SELECTED EXCERPT:

Introduce sw acceleration for tx path of IPIP tunnels relying on the
netfilter flowtable infrastructure.
This patch introduces basic infrastructure to accelerate other tunnel
types (e.g. IP6IP6).
IPIP sw tx acceleration can be tested running the following scenario where
the traffic is forwarded between two NICs (eth0 and eth1) and an IPIP
tunnel is used to access a remote site (using eth1 as the underlay device):

ETH0 -- TUN0 <==> ETH1 -- [IP network] -- TUN1 (192.168.100.2)

QUESTIONS TO ANSWER:
A. According to the patch description, which infrastructure does the IPIP tx acceleration rely on?
B. Copy the stretch of the patch description from "This patch introduces" through "-- TUN1 (192.168.100.2)" without changing anything.

DATA EXTRACTS:
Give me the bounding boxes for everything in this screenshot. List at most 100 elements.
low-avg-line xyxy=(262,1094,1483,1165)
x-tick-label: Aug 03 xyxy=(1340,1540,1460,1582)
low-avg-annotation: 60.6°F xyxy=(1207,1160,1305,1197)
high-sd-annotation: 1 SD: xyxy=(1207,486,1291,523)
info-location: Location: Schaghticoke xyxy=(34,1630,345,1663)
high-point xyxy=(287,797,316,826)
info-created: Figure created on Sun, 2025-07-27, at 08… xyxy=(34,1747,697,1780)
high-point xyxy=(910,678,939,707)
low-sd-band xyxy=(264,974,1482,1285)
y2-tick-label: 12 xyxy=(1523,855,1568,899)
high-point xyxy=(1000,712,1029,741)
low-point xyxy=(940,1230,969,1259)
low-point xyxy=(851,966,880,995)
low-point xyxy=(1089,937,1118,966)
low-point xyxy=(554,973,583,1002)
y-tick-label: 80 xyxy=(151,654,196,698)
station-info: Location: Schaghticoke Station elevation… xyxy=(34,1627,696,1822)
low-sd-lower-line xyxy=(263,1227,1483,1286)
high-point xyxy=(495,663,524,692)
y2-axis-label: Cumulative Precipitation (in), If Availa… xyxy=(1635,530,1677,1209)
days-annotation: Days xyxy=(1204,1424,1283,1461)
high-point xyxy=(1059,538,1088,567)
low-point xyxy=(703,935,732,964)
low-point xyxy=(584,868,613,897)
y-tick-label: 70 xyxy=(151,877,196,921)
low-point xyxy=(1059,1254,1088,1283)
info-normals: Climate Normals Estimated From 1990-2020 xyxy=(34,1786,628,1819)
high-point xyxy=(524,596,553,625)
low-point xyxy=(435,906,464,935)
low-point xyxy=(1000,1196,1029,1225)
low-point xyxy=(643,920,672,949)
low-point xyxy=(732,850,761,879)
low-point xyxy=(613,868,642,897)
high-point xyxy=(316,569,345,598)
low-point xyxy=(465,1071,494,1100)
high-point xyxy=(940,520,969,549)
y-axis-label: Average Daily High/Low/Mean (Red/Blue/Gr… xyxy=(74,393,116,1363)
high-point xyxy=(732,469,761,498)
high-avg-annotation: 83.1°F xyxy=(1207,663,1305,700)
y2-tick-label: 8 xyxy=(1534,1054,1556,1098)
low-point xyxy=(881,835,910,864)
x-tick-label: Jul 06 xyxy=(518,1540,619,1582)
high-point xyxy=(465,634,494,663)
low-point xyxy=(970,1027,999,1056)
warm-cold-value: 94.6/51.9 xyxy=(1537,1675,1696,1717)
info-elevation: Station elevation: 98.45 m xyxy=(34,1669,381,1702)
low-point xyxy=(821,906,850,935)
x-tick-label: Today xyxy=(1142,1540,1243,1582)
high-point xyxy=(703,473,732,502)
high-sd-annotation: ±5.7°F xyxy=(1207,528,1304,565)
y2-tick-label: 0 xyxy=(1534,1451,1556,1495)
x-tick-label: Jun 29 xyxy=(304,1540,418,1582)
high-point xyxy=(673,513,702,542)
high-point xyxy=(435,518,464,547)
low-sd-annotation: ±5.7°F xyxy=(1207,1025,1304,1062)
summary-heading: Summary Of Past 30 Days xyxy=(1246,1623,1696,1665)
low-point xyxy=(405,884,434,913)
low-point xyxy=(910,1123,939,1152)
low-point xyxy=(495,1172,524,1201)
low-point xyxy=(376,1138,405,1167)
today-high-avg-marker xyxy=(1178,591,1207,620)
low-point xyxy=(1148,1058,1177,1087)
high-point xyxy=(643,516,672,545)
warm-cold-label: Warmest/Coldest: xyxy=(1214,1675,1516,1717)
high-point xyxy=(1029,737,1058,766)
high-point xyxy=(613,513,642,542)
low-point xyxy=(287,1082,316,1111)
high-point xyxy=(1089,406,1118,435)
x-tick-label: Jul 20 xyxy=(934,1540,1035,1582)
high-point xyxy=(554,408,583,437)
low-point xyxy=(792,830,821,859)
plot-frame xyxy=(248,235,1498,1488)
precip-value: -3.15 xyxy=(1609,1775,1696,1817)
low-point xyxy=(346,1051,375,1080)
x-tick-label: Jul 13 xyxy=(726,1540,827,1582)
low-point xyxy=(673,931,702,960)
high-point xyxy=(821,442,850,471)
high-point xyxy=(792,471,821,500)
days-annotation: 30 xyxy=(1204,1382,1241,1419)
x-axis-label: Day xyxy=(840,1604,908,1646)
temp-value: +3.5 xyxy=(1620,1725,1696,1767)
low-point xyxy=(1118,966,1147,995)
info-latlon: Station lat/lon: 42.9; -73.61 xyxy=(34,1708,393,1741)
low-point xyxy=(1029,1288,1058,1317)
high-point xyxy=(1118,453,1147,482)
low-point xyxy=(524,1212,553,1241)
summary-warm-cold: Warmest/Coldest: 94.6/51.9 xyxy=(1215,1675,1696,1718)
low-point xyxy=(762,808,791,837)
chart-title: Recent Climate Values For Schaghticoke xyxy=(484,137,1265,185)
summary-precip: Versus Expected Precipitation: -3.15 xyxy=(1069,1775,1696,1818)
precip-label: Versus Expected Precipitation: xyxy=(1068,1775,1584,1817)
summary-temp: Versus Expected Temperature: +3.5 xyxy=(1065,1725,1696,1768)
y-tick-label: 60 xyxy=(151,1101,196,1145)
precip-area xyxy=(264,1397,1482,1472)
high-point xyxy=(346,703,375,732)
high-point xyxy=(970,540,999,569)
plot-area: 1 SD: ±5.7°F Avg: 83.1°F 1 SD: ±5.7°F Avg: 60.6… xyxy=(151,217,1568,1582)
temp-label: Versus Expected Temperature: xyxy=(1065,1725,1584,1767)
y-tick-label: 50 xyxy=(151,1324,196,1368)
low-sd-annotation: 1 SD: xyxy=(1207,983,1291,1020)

SOLVED PROBLEMS:
A. The netfilter flowtable infrastructure.

B.
This patch introduces basic infrastructure to accelerate other tunnel
types (e.g. IP6IP6).
IPIP sw tx acceleration can be tested running the following scenario where
the traffic is forwarded between two NICs (eth0 and eth1) and an IPIP
tunnel is used to access a remote site (using eth1 as the underlay device):

ETH0 -- TUN0 <==> ETH1 -- [IP network] -- TUN1 (192.168.100.2)